**Testo del documento**:

|---|

Ictus e nuove terapie: ci parla uno specialista

Ictus e nuove terapie: ci parla uno specialista

Editato da: Alice Cattelan il 12/04/2023

Il Prof. Michelangelo Mancuso, esperto in Neurologia, ci parla dell’ictus e di come riconoscerlo precocemente per avviare tempestivamente il paziente alle terapie di rivascolarizzazione

In cosa consiste l’ictus e quali sono i suoi sintomi?

L’ictus è una patologia per cui, per un motivo ben preciso, avviene o un’ischemia o un’emorragia cerebrale che fa si che compaiano improvvisamente dei deficit neurologici che possono essere focali o diffusi e che possono portare a grande disabilità o addirittura alla morte del paziente. Classicamente questi deficit sono sempre associati a una lesione dell’encefalo.

I sintomi dipendono dall’area cerebrale che va incontro a sofferenza. Classicamente l’ictus si manifesta il più delle volte con deficit che comprendono paralisi facciale e disturbi di comprensione ed elaborazione del linguaggio, deficit di forza e/o sensibilità di un emisoma,  disturbi dell’equilibrio, disturbi della funzione dei nervi cranici e disturbi visivi.

È possibile prevenire l’insorgenza dell’ictus?

Sicuramente si può fare molto in prevenzione primaria per ridurre il rischio di sviluppare l’ictus, combattendo tutti quei fattori di rischio modificabili e portando così a un netto calo di ictus nella popolazione. Alcuni degli aspetti su cui lavorando si può ridurre il rischio di ictus sono:

  • L’attento monitoraggio dei valori pressori;
  • Il controllo periodico delle carotidi per monitorare la comparsa di aterosclerosi;
  • Il controllo degli esami ematici per combattere l’ipercolesterolemia e il diabete mellito;
  • Controllo periodico dell’ECG e della funzione cardiaca;
  • Agire sulla sedentarietà;
  • Combattere l’abitudine dell’utilizzo del fumo di sigaretta;
  • Stimolare un peso che rientri nei parametri e un’alimentazione il più sana possibile.

|---|

**Dati registrati**:

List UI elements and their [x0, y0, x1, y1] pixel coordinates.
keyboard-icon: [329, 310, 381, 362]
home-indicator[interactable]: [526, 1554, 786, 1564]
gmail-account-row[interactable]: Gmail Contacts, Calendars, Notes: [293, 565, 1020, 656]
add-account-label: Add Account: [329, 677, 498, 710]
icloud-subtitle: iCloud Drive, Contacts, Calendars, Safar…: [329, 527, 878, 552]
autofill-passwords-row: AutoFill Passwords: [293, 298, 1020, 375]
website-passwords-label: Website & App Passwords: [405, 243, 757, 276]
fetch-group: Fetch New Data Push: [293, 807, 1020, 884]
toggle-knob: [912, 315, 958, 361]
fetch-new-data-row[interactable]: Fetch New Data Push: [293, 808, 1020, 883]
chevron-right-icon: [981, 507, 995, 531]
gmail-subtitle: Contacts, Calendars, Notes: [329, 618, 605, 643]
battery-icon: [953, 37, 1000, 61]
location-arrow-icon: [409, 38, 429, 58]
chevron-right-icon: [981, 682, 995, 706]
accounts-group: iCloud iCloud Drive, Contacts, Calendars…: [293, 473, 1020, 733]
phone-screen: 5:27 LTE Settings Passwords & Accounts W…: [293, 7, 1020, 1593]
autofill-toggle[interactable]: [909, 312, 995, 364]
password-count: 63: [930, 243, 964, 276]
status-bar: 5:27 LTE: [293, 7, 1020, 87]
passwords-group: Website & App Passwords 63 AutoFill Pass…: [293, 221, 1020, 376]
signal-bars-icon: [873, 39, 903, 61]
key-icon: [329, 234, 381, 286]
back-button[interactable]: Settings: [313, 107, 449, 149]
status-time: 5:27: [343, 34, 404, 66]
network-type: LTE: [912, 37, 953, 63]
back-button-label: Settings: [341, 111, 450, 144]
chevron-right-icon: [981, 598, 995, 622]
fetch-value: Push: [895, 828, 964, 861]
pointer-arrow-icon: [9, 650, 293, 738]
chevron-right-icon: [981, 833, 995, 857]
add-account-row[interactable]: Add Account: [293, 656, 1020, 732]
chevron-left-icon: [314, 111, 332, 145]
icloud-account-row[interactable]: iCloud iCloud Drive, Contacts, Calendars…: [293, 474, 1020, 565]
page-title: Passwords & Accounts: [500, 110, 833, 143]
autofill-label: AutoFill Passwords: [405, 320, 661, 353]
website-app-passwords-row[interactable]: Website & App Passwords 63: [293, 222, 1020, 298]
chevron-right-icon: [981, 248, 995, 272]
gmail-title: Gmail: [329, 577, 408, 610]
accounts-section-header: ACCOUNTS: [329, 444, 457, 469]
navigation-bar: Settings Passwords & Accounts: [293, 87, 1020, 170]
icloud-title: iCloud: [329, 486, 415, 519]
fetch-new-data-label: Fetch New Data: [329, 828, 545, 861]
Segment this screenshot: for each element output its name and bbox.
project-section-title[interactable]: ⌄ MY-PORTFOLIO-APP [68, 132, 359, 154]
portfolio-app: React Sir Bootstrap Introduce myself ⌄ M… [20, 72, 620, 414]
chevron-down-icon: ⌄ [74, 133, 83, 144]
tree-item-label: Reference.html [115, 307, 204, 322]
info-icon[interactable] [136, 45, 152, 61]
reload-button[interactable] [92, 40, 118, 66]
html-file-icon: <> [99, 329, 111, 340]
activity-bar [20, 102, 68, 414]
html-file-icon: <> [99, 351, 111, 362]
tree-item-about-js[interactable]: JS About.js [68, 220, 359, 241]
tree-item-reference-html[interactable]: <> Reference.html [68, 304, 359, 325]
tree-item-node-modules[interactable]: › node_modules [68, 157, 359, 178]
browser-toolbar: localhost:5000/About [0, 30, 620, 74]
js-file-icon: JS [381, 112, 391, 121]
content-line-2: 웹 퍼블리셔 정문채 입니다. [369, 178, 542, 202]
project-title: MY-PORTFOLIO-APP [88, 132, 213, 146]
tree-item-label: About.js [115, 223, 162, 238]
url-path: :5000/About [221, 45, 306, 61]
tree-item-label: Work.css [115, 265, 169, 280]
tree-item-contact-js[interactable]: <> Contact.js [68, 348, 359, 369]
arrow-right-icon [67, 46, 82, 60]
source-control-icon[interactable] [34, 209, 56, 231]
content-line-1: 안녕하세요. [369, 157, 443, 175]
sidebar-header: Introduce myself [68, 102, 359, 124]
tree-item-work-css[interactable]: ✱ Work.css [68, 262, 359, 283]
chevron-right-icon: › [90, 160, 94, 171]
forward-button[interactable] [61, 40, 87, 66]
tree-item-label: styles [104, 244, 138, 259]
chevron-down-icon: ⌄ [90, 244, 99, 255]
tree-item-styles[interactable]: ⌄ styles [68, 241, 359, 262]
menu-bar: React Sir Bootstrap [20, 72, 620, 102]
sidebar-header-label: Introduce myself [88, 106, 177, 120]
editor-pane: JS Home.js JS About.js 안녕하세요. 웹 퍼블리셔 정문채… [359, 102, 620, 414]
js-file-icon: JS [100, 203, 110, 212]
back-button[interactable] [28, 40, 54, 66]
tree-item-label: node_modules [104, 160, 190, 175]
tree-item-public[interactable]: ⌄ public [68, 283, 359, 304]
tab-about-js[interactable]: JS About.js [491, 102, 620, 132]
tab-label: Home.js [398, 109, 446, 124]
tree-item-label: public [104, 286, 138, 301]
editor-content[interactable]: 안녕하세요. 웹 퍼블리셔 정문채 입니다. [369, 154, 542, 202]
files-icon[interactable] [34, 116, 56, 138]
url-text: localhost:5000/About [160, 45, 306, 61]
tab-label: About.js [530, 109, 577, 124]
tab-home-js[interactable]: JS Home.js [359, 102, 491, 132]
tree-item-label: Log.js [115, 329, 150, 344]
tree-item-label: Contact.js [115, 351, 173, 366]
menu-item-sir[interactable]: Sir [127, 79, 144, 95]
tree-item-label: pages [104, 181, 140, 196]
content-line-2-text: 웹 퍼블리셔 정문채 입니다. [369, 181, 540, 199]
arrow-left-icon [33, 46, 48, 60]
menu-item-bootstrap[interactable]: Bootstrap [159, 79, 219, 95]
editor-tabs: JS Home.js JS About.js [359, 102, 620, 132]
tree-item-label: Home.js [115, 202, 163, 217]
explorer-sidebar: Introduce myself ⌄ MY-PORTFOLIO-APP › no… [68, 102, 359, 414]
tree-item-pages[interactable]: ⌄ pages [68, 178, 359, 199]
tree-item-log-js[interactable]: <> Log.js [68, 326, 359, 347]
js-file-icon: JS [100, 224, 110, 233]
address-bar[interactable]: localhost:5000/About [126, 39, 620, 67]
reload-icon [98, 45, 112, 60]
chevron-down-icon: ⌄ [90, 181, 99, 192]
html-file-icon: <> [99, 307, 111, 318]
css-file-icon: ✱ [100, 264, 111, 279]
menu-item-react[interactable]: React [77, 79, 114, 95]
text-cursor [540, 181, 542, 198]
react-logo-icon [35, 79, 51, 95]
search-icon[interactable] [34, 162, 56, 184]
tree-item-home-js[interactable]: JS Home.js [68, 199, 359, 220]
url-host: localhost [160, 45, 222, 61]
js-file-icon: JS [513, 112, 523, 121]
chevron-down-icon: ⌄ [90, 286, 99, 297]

|---|

**Compiti da svolgere**:
**a.** Duplica il passo del testo sull'ictus compreso tra "Editato da: Alice" e "i suoi sintomi?", estremi inclusi.
**b.** Rispondi a queste domande sul testo sull'ictus:
(i) Chi ha editato il testo e in quale data?
(ii) In quale disciplina è esperto il Prof. Michelangelo Mancuso?
(iii) Da che cosa dipendono i sintomi dell'ictus?
**c.** Quali sono, secondo il testo sull'ictus, gli aspetti su cui si può lavorare per ridurre il rischio di ictus? Elencali tutti.
I dati provengono da una fonte diversa dal testo sull'ictus.

**Soluzioni proposte**:
**a.**
Editato da: Alice Cattelan il 12/04/2023

Il Prof. Michelangelo Mancuso, esperto in Neurologia, ci parla dell’ictus e di come riconoscerlo precocemente per avviare tempestivamente il paziente alle terapie di rivascolarizzazione

In cosa consiste l’ictus e quali sono i suoi sintomi?

**b.**
(i) Alice Cattelan, il 12/04/2023.
(ii) In Neurologia.
(iii) Dall'area cerebrale che va incontro a sofferenza.

**c.**
- L'attento monitoraggio dei valori pressori
- Il controllo periodico delle carotidi per monitorare la comparsa di aterosclerosi
- Il controllo degli esami ematici per combattere l'ipercolesterolemia e il diabete mellito
- Il controllo periodico dell'ECG e della funzione cardiaca
- Agire sulla sedentarietà
- Combattere l'abitudine dell'utilizzo del fumo di sigaretta
- Stimolare un peso che rientri nei parametri e un'alimentazione il più sana possibile